What needs to be done
Can you quote every one of the entries below word for word, line by line?

Data for the task
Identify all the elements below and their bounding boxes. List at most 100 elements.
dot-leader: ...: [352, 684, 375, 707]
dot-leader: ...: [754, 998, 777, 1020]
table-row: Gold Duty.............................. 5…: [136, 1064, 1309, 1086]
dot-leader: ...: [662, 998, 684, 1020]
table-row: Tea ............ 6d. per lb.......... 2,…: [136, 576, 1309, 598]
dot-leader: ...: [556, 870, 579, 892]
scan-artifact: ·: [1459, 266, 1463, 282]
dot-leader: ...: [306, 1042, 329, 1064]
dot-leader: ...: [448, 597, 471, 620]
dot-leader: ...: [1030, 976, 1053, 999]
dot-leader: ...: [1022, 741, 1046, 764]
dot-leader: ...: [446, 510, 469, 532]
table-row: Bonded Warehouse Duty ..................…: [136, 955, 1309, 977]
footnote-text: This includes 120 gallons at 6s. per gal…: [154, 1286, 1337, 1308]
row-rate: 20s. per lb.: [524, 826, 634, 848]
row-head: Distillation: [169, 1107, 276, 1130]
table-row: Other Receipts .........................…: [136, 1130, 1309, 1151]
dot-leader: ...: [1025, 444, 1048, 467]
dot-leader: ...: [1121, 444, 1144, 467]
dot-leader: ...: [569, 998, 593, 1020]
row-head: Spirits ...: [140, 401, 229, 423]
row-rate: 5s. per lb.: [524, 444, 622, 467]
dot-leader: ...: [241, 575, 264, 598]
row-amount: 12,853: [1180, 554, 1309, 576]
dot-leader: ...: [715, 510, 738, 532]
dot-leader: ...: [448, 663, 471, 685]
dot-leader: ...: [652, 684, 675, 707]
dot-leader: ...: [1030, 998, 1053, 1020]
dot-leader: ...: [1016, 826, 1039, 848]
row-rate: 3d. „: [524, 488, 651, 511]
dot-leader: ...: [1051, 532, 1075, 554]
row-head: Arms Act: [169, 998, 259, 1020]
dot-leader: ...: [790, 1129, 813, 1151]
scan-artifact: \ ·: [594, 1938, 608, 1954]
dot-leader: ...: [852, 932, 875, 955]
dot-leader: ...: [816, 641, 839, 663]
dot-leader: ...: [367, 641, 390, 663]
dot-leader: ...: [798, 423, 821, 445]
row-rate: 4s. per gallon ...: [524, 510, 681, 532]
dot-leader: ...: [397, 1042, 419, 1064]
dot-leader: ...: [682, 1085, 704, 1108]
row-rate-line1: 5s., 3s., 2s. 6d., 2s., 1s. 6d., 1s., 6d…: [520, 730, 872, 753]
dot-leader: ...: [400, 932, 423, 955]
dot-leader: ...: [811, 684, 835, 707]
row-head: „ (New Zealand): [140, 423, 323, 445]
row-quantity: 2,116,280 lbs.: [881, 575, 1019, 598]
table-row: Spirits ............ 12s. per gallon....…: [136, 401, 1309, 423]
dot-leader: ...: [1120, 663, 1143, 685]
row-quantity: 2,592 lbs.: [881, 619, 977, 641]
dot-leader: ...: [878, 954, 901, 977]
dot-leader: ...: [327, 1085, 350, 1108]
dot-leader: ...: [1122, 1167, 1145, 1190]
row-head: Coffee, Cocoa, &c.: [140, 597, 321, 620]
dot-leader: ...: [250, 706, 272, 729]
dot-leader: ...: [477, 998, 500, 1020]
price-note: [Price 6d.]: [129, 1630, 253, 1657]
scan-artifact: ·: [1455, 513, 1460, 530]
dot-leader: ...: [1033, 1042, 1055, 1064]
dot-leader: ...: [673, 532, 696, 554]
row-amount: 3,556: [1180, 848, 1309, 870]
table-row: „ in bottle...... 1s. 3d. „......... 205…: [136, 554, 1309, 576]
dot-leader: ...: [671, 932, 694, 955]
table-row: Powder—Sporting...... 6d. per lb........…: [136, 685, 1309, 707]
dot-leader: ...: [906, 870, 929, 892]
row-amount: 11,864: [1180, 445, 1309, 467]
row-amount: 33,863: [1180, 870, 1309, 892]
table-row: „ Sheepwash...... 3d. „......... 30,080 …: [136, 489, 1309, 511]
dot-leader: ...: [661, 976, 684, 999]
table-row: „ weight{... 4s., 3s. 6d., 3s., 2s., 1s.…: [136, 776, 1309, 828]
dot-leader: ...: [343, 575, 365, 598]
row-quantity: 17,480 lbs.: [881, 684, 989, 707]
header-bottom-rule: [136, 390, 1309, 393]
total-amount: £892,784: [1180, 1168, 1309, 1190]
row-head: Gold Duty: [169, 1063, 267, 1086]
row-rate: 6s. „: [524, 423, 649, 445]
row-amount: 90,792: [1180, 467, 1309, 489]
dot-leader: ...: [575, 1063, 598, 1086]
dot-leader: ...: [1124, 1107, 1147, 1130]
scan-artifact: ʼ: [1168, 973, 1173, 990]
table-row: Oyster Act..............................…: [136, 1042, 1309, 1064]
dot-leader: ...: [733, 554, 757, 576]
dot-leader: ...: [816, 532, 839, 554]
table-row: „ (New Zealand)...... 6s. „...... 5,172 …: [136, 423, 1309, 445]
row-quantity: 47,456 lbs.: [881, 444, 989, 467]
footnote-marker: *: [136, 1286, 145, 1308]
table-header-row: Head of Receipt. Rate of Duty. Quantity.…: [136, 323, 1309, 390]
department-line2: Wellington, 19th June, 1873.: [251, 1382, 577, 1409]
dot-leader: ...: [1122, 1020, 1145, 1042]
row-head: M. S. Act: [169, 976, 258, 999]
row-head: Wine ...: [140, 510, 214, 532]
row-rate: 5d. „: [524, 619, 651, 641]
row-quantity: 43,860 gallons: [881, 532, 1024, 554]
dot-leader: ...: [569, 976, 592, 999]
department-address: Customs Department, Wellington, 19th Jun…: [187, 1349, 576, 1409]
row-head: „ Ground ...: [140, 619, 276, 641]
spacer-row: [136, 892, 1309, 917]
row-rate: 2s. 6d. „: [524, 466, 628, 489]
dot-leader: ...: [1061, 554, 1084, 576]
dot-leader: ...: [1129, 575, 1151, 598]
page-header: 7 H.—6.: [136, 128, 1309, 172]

Written response
Identify all the elements below and their bounding boxes. List at most 100 elements.
dot-leader: ...: [352, 684, 375, 707]
dot-leader: ...: [754, 998, 777, 1020]
table-row: Gold Duty.............................. 5…: [136, 1064, 1309, 1086]
dot-leader: ...: [662, 998, 684, 1020]
table-row: Tea ............ 6d. per lb.......... 2,…: [136, 576, 1309, 598]
dot-leader: ...: [556, 870, 579, 892]
scan-artifact: ·: [1459, 266, 1463, 282]
dot-leader: ...: [306, 1042, 329, 1064]
dot-leader: ...: [448, 597, 471, 620]
dot-leader: ...: [1030, 976, 1053, 999]
dot-leader: ...: [1022, 741, 1046, 764]
dot-leader: ...: [446, 510, 469, 532]
table-row: Bonded Warehouse Duty ..................…: [136, 955, 1309, 977]
footnote-text: This includes 120 gallons at 6s. per gal…: [154, 1286, 1337, 1308]
row-rate: 20s. per lb.: [524, 826, 634, 848]
row-head: Distillation: [169, 1107, 276, 1130]
table-row: Other Receipts .........................…: [136, 1130, 1309, 1151]
dot-leader: ...: [1025, 444, 1048, 467]
dot-leader: ...: [1121, 444, 1144, 467]
dot-leader: ...: [569, 998, 593, 1020]
row-head: Spirits ...: [140, 401, 229, 423]
row-rate: 5s. per lb.: [524, 444, 622, 467]
dot-leader: ...: [241, 575, 264, 598]
row-amount: 12,853: [1180, 554, 1309, 576]
dot-leader: ...: [715, 510, 738, 532]
dot-leader: ...: [448, 663, 471, 685]
dot-leader: ...: [652, 684, 675, 707]
dot-leader: ...: [1030, 998, 1053, 1020]
dot-leader: ...: [1016, 826, 1039, 848]
row-rate: 3d. „: [524, 488, 651, 511]
dot-leader: ...: [1051, 532, 1075, 554]
row-head: Arms Act: [169, 998, 259, 1020]
dot-leader: ...: [790, 1129, 813, 1151]
scan-artifact: \ ·: [594, 1938, 608, 1954]
dot-leader: ...: [852, 932, 875, 955]
dot-leader: ...: [816, 641, 839, 663]
dot-leader: ...: [367, 641, 390, 663]
dot-leader: ...: [798, 423, 821, 445]
row-rate: 4s. per gallon ...: [524, 510, 681, 532]
dot-leader: ...: [397, 1042, 419, 1064]
dot-leader: ...: [682, 1085, 704, 1108]
row-rate-line1: 5s., 3s., 2s. 6d., 2s., 1s. 6d., 1s., 6d…: [520, 730, 872, 753]
dot-leader: ...: [400, 932, 423, 955]
dot-leader: ...: [811, 684, 835, 707]
row-head: „ (New Zealand): [140, 423, 323, 445]
row-quantity: 2,116,280 lbs.: [881, 575, 1019, 598]
table-row: Spirits ............ 12s. per gallon....…: [136, 401, 1309, 423]
dot-leader: ...: [1120, 663, 1143, 685]
row-quantity: 2,592 lbs.: [881, 619, 977, 641]
dot-leader: ...: [878, 954, 901, 977]
dot-leader: ...: [327, 1085, 350, 1108]
dot-leader: ...: [1122, 1167, 1145, 1190]
row-head: Coffee, Cocoa, &c.: [140, 597, 321, 620]
dot-leader: ...: [250, 706, 272, 729]
dot-leader: ...: [477, 998, 500, 1020]
price-note: [Price 6d.]: [129, 1630, 253, 1657]
scan-artifact: ·: [1455, 513, 1460, 530]
dot-leader: ...: [1033, 1042, 1055, 1064]
dot-leader: ...: [673, 532, 696, 554]
row-amount: 3,556: [1180, 848, 1309, 870]
table-row: „ in bottle...... 1s. 3d. „......... 205…: [136, 554, 1309, 576]
dot-leader: ...: [671, 932, 694, 955]
table-row: Powder—Sporting...... 6d. per lb........…: [136, 685, 1309, 707]
dot-leader: ...: [906, 870, 929, 892]
row-amount: 11,864: [1180, 445, 1309, 467]
row-amount: 33,863: [1180, 870, 1309, 892]
table-row: „ Sheepwash...... 3d. „......... 30,080 …: [136, 489, 1309, 511]
dot-leader: ...: [661, 976, 684, 999]
table-row: „ weight{... 4s., 3s. 6d., 3s., 2s., 1s.…: [136, 776, 1309, 828]
dot-leader: ...: [343, 575, 365, 598]
row-quantity: 17,480 lbs.: [881, 684, 989, 707]
header-bottom-rule: [136, 390, 1309, 393]
total-amount: £892,784: [1180, 1168, 1309, 1190]
row-head: Gold Duty: [169, 1063, 267, 1086]
row-rate: 6s. „: [524, 423, 649, 445]
row-amount: 90,792: [1180, 467, 1309, 489]
dot-leader: ...: [575, 1063, 598, 1086]
dot-leader: ...: [1124, 1107, 1147, 1130]
scan-artifact: ʼ: [1168, 973, 1173, 990]
table-row: Oyster Act..............................…: [136, 1042, 1309, 1064]
dot-leader: ...: [733, 554, 757, 576]
dot-leader: ...: [816, 532, 839, 554]
table-row: „ (New Zealand)...... 6s. „...... 5,172 …: [136, 423, 1309, 445]
row-quantity: 47,456 lbs.: [881, 444, 989, 467]
footnote-marker: *: [136, 1286, 145, 1308]
table-header-row: Head of Receipt. Rate of Duty. Quantity.…: [136, 323, 1309, 390]
department-line2: Wellington, 19th June, 1873.: [251, 1382, 577, 1409]
dot-leader: ...: [1122, 1020, 1145, 1042]
row-head: M. S. Act: [169, 976, 258, 999]
row-head: Wine ...: [140, 510, 214, 532]
row-rate: 5d. „: [524, 619, 651, 641]
row-quantity: 43,860 gallons: [881, 532, 1024, 554]
dot-leader: ...: [569, 976, 592, 999]
department-address: Customs Department, Wellington, 19th Jun…: [187, 1349, 576, 1409]
row-head: „ Ground ...: [140, 619, 276, 641]
spacer-row: [136, 892, 1309, 917]
row-rate: 2s. 6d. „: [524, 466, 628, 489]
dot-leader: ...: [1061, 554, 1084, 576]
dot-leader: ...: [1129, 575, 1151, 598]
page-header: 7 H.—6.: [136, 128, 1309, 172]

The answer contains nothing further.